■ **RECORD EXTRACTS**

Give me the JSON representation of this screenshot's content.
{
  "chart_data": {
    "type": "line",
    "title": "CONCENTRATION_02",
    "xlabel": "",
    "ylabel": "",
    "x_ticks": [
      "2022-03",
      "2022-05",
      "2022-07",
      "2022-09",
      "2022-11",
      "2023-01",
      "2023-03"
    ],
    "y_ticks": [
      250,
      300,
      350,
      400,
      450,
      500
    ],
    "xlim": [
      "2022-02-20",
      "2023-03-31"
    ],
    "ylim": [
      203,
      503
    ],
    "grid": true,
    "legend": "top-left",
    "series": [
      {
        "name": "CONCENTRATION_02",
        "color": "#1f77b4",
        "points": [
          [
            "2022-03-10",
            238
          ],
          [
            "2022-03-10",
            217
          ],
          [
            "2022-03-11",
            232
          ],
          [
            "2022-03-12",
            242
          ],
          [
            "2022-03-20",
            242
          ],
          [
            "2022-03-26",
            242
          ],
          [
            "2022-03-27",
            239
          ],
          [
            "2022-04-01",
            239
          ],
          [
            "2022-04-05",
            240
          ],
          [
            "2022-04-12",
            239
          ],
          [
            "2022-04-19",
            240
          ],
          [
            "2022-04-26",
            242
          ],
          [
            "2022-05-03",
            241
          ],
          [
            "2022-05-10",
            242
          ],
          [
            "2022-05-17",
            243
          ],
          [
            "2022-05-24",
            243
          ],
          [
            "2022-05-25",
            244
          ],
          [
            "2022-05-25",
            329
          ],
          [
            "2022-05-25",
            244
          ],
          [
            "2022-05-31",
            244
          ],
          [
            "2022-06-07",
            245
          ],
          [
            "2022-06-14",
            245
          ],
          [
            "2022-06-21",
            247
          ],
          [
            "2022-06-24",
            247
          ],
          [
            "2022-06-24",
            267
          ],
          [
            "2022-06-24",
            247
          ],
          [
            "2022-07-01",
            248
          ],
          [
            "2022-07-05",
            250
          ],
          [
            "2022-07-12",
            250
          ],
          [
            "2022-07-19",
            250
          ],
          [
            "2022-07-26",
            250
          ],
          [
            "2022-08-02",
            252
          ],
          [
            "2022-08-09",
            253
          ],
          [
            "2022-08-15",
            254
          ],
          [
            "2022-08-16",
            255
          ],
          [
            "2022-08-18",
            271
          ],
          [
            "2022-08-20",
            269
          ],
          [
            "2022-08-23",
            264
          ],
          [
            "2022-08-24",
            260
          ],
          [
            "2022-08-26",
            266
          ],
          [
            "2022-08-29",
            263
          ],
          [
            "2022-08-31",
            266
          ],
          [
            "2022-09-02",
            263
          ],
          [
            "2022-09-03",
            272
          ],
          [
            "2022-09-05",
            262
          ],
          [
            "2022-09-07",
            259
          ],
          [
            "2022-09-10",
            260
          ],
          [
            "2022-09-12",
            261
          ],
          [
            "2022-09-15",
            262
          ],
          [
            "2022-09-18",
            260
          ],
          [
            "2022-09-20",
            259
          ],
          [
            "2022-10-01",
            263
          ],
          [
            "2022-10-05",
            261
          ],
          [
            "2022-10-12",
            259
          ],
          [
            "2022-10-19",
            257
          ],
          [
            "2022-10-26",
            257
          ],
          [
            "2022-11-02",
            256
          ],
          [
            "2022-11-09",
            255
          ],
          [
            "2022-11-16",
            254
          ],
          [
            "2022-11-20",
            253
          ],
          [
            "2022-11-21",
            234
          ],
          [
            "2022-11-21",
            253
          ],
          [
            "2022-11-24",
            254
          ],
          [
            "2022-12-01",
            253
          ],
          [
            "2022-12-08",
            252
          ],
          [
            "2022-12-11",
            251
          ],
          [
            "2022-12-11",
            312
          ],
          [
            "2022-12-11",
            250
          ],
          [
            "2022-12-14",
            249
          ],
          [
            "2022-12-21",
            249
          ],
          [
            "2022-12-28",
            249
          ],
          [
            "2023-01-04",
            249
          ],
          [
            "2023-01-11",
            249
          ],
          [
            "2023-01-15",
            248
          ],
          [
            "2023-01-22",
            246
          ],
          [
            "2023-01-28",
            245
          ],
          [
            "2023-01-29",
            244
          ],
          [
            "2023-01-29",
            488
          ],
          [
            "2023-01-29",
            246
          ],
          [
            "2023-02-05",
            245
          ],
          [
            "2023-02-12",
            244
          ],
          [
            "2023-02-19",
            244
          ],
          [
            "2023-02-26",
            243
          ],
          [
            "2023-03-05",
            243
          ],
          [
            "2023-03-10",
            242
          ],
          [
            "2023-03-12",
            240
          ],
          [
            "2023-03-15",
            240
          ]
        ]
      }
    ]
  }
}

■ **THE TASK**
Every record above should be output exactly.

■ **RESULT**
Give me the JSON representation of this screenshot's content.
{
  "chart_data": {
    "type": "line",
    "title": "CONCENTRATION_02",
    "xlabel": "",
    "ylabel": "",
    "x_ticks": [
      "2022-03",
      "2022-05",
      "2022-07",
      "2022-09",
      "2022-11",
      "2023-01",
      "2023-03"
    ],
    "y_ticks": [
      250,
      300,
      350,
      400,
      450,
      500
    ],
    "xlim": [
      "2022-02-20",
      "2023-03-31"
    ],
    "ylim": [
      203,
      503
    ],
    "grid": true,
    "legend": "top-left",
    "series": [
      {
        "name": "CONCENTRATION_02",
        "color": "#1f77b4",
        "points": [
          [
            "2022-03-10",
            238
          ],
          [
            "2022-03-10",
            217
          ],
          [
            "2022-03-11",
            232
          ],
          [
            "2022-03-12",
            242
          ],
          [
            "2022-03-20",
            242
          ],
          [
            "2022-03-26",
            242
          ],
          [
            "2022-03-27",
            239
          ],
          [
            "2022-04-01",
            239
          ],
          [
            "2022-04-05",
            240
          ],
          [
            "2022-04-12",
            239
          ],
          [
            "2022-04-19",
            240
          ],
          [
            "2022-04-26",
            242
          ],
          [
            "2022-05-03",
            241
          ],
          [
            "2022-05-10",
            242
          ],
          [
            "2022-05-17",
            243
          ],
          [
            "2022-05-24",
            243
          ],
          [
            "2022-05-25",
            244
          ],
          [
            "2022-05-25",
            329
          ],
          [
            "2022-05-25",
            244
          ],
          [
            "2022-05-31",
            244
          ],
          [
            "2022-06-07",
            245
          ],
          [
            "2022-06-14",
            245
          ],
          [
            "2022-06-21",
            247
          ],
          [
            "2022-06-24",
            247
          ],
          [
            "2022-06-24",
            267
          ],
          [
            "2022-06-24",
            247
          ],
          [
            "2022-07-01",
            248
          ],
          [
            "2022-07-05",
            250
          ],
          [
            "2022-07-12",
            250
          ],
          [
            "2022-07-19",
            250
          ],
          [
            "2022-07-26",
            250
          ],
          [
            "2022-08-02",
            252
          ],
          [
            "2022-08-09",
            253
          ],
          [
            "2022-08-15",
            254
          ],
          [
            "2022-08-16",
            255
          ],
          [
            "2022-08-18",
            271
          ],
          [
            "2022-08-20",
            269
          ],
          [
            "2022-08-23",
            264
          ],
          [
            "2022-08-24",
            260
          ],
          [
            "2022-08-26",
            266
          ],
          [
            "2022-08-29",
            263
          ],
          [
            "2022-08-31",
            266
          ],
          [
            "2022-09-02",
            263
          ],
          [
            "2022-09-03",
            272
          ],
          [
            "2022-09-05",
            262
          ],
          [
            "2022-09-07",
            259
          ],
          [
            "2022-09-10",
            260
          ],
          [
            "2022-09-12",
            261
          ],
          [
            "2022-09-15",
            262
          ],
          [
            "2022-09-18",
            260
          ],
          [
            "2022-09-20",
            259
          ],
          [
            "2022-10-01",
            263
          ],
          [
            "2022-10-05",
            261
          ],
          [
            "2022-10-12",
            259
          ],
          [
            "2022-10-19",
            257
          ],
          [
            "2022-10-26",
            257
          ],
          [
            "2022-11-02",
            256
          ],
          [
            "2022-11-09",
            255
          ],
          [
            "2022-11-16",
            254
          ],
          [
            "2022-11-20",
            253
          ],
          [
            "2022-11-21",
            234
          ],
          [
            "2022-11-21",
            253
          ],
          [
            "2022-11-24",
            254
          ],
          [
            "2022-12-01",
            253
          ],
          [
            "2022-12-08",
            252
          ],
          [
            "2022-12-11",
            251
          ],
          [
            "2022-12-11",
            312
          ],
          [
            "2022-12-11",
            250
          ],
          [
            "2022-12-14",
            249
          ],
          [
            "2022-12-21",
            249
          ],
          [
            "2022-12-28",
            249
          ],
          [
            "2023-01-04",
            249
          ],
          [
            "2023-01-11",
            249
          ],
          [
            "2023-01-15",
            248
          ],
          [
            "2023-01-22",
            246
          ],
          [
            "2023-01-28",
            245
          ],
          [
            "2023-01-29",
            244
          ],
          [
            "2023-01-29",
            488
          ],
          [
            "2023-01-29",
            246
          ],
          [
            "2023-02-05",
            245
          ],
          [
            "2023-02-12",
            244
          ],
          [
            "2023-02-19",
            244
          ],
          [
            "2023-02-26",
            243
          ],
          [
            "2023-03-05",
            243
          ],
          [
            "2023-03-10",
            242
          ],
          [
            "2023-03-12",
            240
          ],
          [
            "2023-03-15",
            240
          ]
        ]
      }
    ]
  }
}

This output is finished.